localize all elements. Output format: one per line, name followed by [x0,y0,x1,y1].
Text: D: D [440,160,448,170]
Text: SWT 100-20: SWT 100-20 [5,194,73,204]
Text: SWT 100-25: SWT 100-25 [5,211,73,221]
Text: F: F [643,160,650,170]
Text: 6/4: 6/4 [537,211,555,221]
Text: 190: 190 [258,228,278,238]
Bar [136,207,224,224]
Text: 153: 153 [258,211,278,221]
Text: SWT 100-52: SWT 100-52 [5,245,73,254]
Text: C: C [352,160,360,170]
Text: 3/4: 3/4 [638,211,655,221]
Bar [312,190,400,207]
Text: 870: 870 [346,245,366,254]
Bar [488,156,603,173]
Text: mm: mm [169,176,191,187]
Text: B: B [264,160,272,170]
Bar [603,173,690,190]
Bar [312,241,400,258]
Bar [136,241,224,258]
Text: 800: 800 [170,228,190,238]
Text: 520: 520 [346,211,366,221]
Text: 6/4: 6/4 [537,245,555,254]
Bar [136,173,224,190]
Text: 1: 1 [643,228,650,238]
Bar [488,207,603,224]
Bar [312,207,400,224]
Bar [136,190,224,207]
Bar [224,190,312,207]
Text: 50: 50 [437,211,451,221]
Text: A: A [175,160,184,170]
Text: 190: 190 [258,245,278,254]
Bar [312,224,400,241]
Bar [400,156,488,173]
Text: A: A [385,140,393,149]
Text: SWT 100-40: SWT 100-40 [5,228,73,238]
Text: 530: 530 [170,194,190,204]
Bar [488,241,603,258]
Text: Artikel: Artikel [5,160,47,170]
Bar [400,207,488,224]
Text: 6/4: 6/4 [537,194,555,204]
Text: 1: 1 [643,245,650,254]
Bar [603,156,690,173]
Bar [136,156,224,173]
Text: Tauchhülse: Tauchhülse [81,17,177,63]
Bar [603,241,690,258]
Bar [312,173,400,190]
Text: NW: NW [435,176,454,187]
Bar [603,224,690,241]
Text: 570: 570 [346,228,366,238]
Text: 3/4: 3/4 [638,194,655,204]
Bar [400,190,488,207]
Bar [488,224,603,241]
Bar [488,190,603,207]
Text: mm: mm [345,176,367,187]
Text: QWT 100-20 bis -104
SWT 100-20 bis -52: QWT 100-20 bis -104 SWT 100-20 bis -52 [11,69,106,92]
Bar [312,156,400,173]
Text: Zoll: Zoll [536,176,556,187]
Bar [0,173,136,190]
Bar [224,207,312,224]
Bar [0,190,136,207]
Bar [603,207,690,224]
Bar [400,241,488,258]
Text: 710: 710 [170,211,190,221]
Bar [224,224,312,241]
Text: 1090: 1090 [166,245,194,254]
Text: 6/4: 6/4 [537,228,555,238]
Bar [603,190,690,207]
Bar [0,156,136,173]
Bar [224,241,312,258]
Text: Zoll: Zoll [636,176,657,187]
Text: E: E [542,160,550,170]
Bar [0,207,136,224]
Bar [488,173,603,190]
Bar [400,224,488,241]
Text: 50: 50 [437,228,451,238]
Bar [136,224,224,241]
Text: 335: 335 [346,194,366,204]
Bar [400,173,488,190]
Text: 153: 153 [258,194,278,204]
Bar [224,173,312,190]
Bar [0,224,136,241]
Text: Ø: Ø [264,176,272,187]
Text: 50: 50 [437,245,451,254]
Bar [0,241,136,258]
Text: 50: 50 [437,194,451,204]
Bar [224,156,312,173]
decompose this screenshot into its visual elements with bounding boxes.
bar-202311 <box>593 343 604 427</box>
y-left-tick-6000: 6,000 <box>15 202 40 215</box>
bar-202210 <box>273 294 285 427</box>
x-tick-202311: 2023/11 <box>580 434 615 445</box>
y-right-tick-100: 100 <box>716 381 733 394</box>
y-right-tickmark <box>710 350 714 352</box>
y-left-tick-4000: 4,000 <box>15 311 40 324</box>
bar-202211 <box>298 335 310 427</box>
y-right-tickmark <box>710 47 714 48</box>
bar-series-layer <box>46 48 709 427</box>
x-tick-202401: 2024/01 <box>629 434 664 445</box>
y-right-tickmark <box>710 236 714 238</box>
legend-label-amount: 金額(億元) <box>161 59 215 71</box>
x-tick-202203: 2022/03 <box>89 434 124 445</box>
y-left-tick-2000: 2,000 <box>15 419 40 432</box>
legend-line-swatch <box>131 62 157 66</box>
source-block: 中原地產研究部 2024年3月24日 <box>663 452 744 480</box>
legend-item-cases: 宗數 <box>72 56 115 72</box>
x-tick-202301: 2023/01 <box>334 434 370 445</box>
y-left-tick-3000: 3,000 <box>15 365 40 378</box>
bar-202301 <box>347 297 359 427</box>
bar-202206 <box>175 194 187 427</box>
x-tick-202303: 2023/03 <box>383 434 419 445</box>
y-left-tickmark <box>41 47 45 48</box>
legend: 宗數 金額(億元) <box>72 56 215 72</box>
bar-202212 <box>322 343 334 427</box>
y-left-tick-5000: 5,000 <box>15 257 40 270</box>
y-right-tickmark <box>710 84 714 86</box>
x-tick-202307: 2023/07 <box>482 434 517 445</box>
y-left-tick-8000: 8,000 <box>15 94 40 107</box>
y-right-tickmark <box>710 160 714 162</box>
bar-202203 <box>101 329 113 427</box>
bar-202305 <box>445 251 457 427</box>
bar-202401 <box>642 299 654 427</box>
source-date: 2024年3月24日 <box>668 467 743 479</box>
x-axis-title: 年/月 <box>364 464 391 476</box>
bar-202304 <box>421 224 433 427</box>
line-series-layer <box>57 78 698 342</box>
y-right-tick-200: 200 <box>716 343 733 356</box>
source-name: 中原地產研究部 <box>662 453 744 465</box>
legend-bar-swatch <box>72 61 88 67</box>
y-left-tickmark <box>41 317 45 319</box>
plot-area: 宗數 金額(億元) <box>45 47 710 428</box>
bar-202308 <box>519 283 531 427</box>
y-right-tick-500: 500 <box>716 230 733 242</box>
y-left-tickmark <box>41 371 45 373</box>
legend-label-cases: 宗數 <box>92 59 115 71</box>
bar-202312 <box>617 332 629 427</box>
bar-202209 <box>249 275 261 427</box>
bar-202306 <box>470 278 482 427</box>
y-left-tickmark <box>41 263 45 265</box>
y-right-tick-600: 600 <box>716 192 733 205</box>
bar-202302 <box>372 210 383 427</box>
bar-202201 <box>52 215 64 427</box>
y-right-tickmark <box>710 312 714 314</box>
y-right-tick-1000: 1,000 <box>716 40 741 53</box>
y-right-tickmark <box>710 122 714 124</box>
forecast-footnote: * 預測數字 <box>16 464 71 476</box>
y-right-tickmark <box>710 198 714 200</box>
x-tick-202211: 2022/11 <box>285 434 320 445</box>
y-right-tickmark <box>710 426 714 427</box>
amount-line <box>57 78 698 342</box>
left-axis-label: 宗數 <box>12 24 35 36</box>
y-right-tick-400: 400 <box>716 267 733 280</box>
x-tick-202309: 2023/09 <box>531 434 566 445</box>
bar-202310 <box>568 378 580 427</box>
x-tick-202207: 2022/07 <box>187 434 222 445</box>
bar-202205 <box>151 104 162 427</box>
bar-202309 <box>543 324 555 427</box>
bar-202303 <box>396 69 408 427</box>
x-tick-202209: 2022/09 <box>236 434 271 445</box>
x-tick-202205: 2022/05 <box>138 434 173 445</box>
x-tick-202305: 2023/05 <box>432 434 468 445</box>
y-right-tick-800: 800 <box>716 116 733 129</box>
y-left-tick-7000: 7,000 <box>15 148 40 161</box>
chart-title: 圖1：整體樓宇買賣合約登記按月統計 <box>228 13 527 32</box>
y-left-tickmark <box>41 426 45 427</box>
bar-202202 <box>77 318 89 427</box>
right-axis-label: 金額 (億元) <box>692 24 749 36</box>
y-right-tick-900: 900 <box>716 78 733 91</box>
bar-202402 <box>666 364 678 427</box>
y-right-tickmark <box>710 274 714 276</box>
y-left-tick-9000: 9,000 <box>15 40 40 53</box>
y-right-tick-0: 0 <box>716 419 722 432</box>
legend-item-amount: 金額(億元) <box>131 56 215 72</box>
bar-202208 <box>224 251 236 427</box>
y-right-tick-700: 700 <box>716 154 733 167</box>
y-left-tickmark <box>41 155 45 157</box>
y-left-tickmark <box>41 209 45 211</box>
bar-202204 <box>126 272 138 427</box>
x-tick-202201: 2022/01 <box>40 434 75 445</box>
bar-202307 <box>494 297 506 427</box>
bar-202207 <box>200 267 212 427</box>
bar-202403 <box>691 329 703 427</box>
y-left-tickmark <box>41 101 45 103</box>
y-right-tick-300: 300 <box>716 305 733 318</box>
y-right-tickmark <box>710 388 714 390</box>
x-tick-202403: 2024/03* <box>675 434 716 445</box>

[Written exercise] Starting at the first of the rows and stopping after the line that contains "Text: SWT 100-40: SWT 100-40 [5,228,73,238]", rewrite those lines with every "Bar" changed to "Rect" and everything else left as it is.

[Output below]
localize all elements. Output format: one per line, name followed by [x0,y0,x1,y1].
Text: D: D [440,160,448,170]
Text: SWT 100-20: SWT 100-20 [5,194,73,204]
Text: SWT 100-25: SWT 100-25 [5,211,73,221]
Text: F: F [643,160,650,170]
Text: 6/4: 6/4 [537,211,555,221]
Text: 190: 190 [258,228,278,238]
Rect [136,207,224,224]
Text: 153: 153 [258,211,278,221]
Text: SWT 100-52: SWT 100-52 [5,245,73,254]
Text: C: C [352,160,360,170]
Text: 3/4: 3/4 [638,211,655,221]
Rect [312,190,400,207]
Text: 870: 870 [346,245,366,254]
Rect [488,156,603,173]
Text: mm: mm [169,176,191,187]
Text: B: B [264,160,272,170]
Rect [603,173,690,190]
Rect [312,241,400,258]
Rect [136,241,224,258]
Text: 800: 800 [170,228,190,238]
Text: 520: 520 [346,211,366,221]
Text: 6/4: 6/4 [537,245,555,254]
Rect [136,173,224,190]
Text: 1: 1 [643,228,650,238]
Rect [488,207,603,224]
Rect [312,207,400,224]
Rect [136,190,224,207]
Rect [224,190,312,207]
Text: 50: 50 [437,211,451,221]
Text: A: A [175,160,184,170]
Text: 190: 190 [258,245,278,254]
Rect [312,224,400,241]
Rect [400,156,488,173]
Text: A: A [385,140,393,149]
Text: SWT 100-40: SWT 100-40 [5,228,73,238]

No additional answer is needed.